[Collected data]

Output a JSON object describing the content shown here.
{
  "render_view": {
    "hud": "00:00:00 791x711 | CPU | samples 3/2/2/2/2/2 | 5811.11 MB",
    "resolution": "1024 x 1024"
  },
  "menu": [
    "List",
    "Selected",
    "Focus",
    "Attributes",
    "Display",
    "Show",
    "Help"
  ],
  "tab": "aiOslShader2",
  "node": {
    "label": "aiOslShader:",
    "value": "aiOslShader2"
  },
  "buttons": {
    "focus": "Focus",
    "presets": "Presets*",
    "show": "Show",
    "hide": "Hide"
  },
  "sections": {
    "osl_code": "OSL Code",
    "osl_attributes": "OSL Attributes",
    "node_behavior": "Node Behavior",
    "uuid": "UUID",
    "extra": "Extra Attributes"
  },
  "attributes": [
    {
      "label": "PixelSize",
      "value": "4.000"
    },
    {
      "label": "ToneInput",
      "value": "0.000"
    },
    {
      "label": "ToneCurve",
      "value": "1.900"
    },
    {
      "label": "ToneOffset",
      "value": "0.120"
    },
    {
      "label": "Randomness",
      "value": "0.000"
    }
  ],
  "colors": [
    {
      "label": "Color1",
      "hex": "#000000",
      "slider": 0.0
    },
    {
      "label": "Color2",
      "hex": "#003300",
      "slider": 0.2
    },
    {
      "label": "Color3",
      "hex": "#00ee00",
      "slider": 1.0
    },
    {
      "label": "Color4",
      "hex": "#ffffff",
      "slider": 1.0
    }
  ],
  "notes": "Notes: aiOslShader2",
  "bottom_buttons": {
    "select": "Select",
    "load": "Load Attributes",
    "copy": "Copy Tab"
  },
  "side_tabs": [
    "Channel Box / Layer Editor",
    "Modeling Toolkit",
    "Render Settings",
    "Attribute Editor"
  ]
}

Job: Repeat the entries shown above, every one, word for word.

Solution to the problem:
Output a JSON object describing the content shown here.
{
  "render_view": {
    "hud": "00:00:00 791x711 | CPU | samples 3/2/2/2/2/2 | 5811.11 MB",
    "resolution": "1024 x 1024"
  },
  "menu": [
    "List",
    "Selected",
    "Focus",
    "Attributes",
    "Display",
    "Show",
    "Help"
  ],
  "tab": "aiOslShader2",
  "node": {
    "label": "aiOslShader:",
    "value": "aiOslShader2"
  },
  "buttons": {
    "focus": "Focus",
    "presets": "Presets*",
    "show": "Show",
    "hide": "Hide"
  },
  "sections": {
    "osl_code": "OSL Code",
    "osl_attributes": "OSL Attributes",
    "node_behavior": "Node Behavior",
    "uuid": "UUID",
    "extra": "Extra Attributes"
  },
  "attributes": [
    {
      "label": "PixelSize",
      "value": "4.000"
    },
    {
      "label": "ToneInput",
      "value": "0.000"
    },
    {
      "label": "ToneCurve",
      "value": "1.900"
    },
    {
      "label": "ToneOffset",
      "value": "0.120"
    },
    {
      "label": "Randomness",
      "value": "0.000"
    }
  ],
  "colors": [
    {
      "label": "Color1",
      "hex": "#000000",
      "slider": 0.0
    },
    {
      "label": "Color2",
      "hex": "#003300",
      "slider": 0.2
    },
    {
      "label": "Color3",
      "hex": "#00ee00",
      "slider": 1.0
    },
    {
      "label": "Color4",
      "hex": "#ffffff",
      "slider": 1.0
    }
  ],
  "notes": "Notes: aiOslShader2",
  "bottom_buttons": {
    "select": "Select",
    "load": "Load Attributes",
    "copy": "Copy Tab"
  },
  "side_tabs": [
    "Channel Box / Layer Editor",
    "Modeling Toolkit",
    "Render Settings",
    "Attribute Editor"
  ]
}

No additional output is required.